[WHAT TO DO]: Write out the entire listing below exactly, with the pictures left out.

[Records from a data collection]
• • • •

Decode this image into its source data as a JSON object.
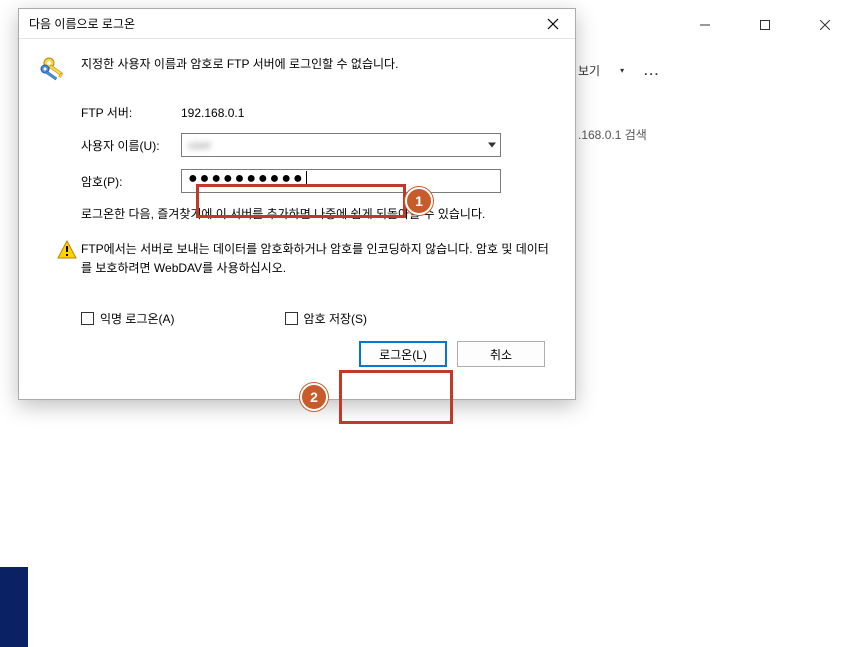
{
  "dialog": {
    "title": "다음 이름으로 로그온",
    "message": "지정한 사용자 이름과 암호로 FTP 서버에 로그인할 수 없습니다.",
    "ftp_server_label": "FTP 서버:",
    "ftp_server_value": "192.168.0.1",
    "username_label": "사용자 이름(U):",
    "username_value": "user",
    "password_label": "암호(P):",
    "password_value": "●●●●●●●●●●",
    "info_text": "로그온한 다음, 즐겨찾기에 이 서버를 추가하면 나중에 쉽게 되돌아올 수 있습니다.",
    "warning_text": "FTP에서는 서버로 보내는 데이터를 암호화하거나 암호를 인코딩하지 않습니다. 암호 및 데이터를 보호하려면 WebDAV를 사용하십시오.",
    "anonymous_label": "익명 로그온(A)",
    "save_password_label": "암호 저장(S)",
    "login_button": "로그온(L)",
    "cancel_button": "취소"
  },
  "background": {
    "view_label": "보기",
    "search_hint": ".168.0.1 검색",
    "ellipsis": "..."
  },
  "annotations": {
    "badge1": "1",
    "badge2": "2"
  }
}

• • • •

[EXERCISE SOLUTION]:
Decode this image into its source data as a JSON object.
{
  "dialog": {
    "title": "다음 이름으로 로그온",
    "message": "지정한 사용자 이름과 암호로 FTP 서버에 로그인할 수 없습니다.",
    "ftp_server_label": "FTP 서버:",
    "ftp_server_value": "192.168.0.1",
    "username_label": "사용자 이름(U):",
    "username_value": "user",
    "password_label": "암호(P):",
    "password_value": "●●●●●●●●●●",
    "info_text": "로그온한 다음, 즐겨찾기에 이 서버를 추가하면 나중에 쉽게 되돌아올 수 있습니다.",
    "warning_text": "FTP에서는 서버로 보내는 데이터를 암호화하거나 암호를 인코딩하지 않습니다. 암호 및 데이터를 보호하려면 WebDAV를 사용하십시오.",
    "anonymous_label": "익명 로그온(A)",
    "save_password_label": "암호 저장(S)",
    "login_button": "로그온(L)",
    "cancel_button": "취소"
  },
  "background": {
    "view_label": "보기",
    "search_hint": ".168.0.1 검색",
    "ellipsis": "..."
  },
  "annotations": {
    "badge1": "1",
    "badge2": "2"
  }
}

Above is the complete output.